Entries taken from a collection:
----
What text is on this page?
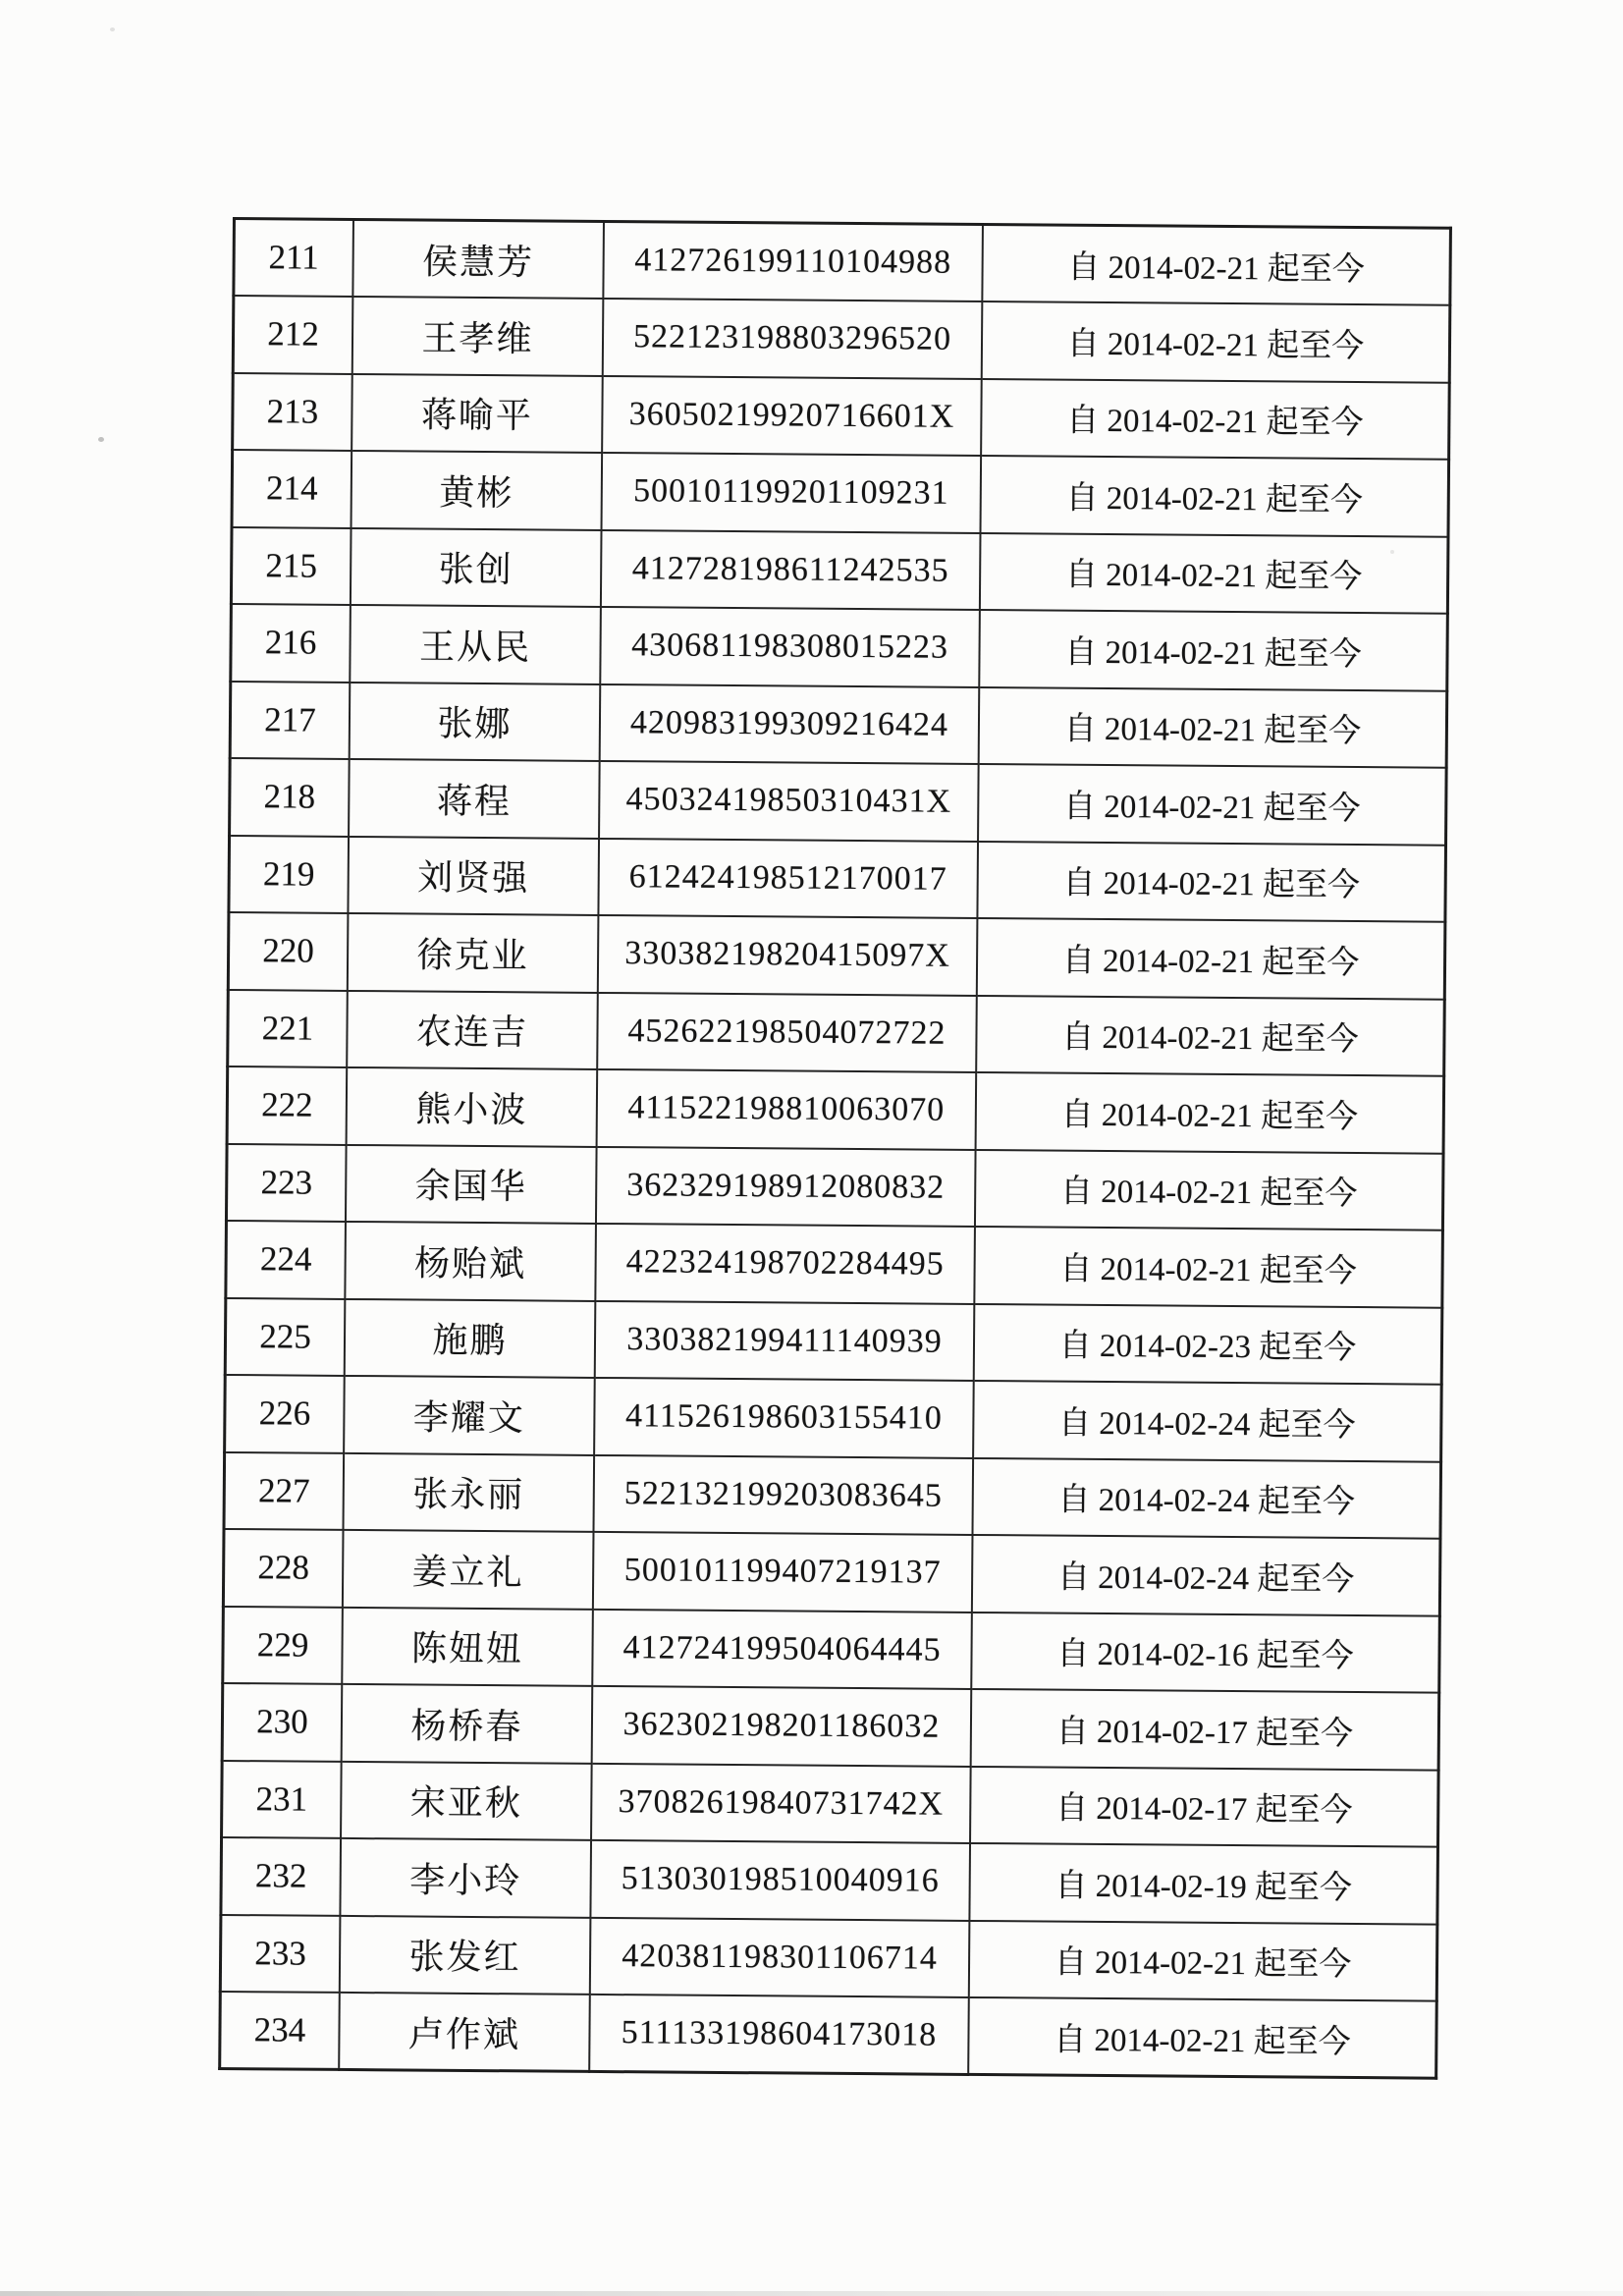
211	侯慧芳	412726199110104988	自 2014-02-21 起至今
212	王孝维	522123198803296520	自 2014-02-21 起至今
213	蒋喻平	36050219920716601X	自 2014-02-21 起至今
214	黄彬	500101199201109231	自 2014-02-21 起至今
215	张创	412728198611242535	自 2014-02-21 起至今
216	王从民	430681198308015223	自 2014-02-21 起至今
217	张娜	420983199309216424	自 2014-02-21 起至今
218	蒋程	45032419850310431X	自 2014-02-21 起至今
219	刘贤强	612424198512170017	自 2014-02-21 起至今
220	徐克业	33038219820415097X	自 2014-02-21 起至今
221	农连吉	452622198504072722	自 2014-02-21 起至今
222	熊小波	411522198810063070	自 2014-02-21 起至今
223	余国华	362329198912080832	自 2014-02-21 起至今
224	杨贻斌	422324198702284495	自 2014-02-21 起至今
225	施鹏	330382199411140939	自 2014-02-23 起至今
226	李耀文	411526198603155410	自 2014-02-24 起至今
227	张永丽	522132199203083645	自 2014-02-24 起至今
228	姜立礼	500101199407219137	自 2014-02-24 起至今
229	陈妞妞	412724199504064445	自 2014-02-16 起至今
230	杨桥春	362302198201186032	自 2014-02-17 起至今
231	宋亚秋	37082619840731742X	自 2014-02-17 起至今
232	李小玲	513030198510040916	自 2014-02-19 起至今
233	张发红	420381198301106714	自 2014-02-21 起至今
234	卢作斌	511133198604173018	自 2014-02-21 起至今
----
## INSTRUCTION
Each record above should be copied character for character, with pictures dropped.

## TASK ANSWER
What text is on this page?
211	侯慧芳	412726199110104988	自 2014-02-21 起至今
212	王孝维	522123198803296520	自 2014-02-21 起至今
213	蒋喻平	36050219920716601X	自 2014-02-21 起至今
214	黄彬	500101199201109231	自 2014-02-21 起至今
215	张创	412728198611242535	自 2014-02-21 起至今
216	王从民	430681198308015223	自 2014-02-21 起至今
217	张娜	420983199309216424	自 2014-02-21 起至今
218	蒋程	45032419850310431X	自 2014-02-21 起至今
219	刘贤强	612424198512170017	自 2014-02-21 起至今
220	徐克业	33038219820415097X	自 2014-02-21 起至今
221	农连吉	452622198504072722	自 2014-02-21 起至今
222	熊小波	411522198810063070	自 2014-02-21 起至今
223	余国华	362329198912080832	自 2014-02-21 起至今
224	杨贻斌	422324198702284495	自 2014-02-21 起至今
225	施鹏	330382199411140939	自 2014-02-23 起至今
226	李耀文	411526198603155410	自 2014-02-24 起至今
227	张永丽	522132199203083645	自 2014-02-24 起至今
228	姜立礼	500101199407219137	自 2014-02-24 起至今
229	陈妞妞	412724199504064445	自 2014-02-16 起至今
230	杨桥春	362302198201186032	自 2014-02-17 起至今
231	宋亚秋	37082619840731742X	自 2014-02-17 起至今
232	李小玲	513030198510040916	自 2014-02-19 起至今
233	张发红	420381198301106714	自 2014-02-21 起至今
234	卢作斌	511133198604173018	自 2014-02-21 起至今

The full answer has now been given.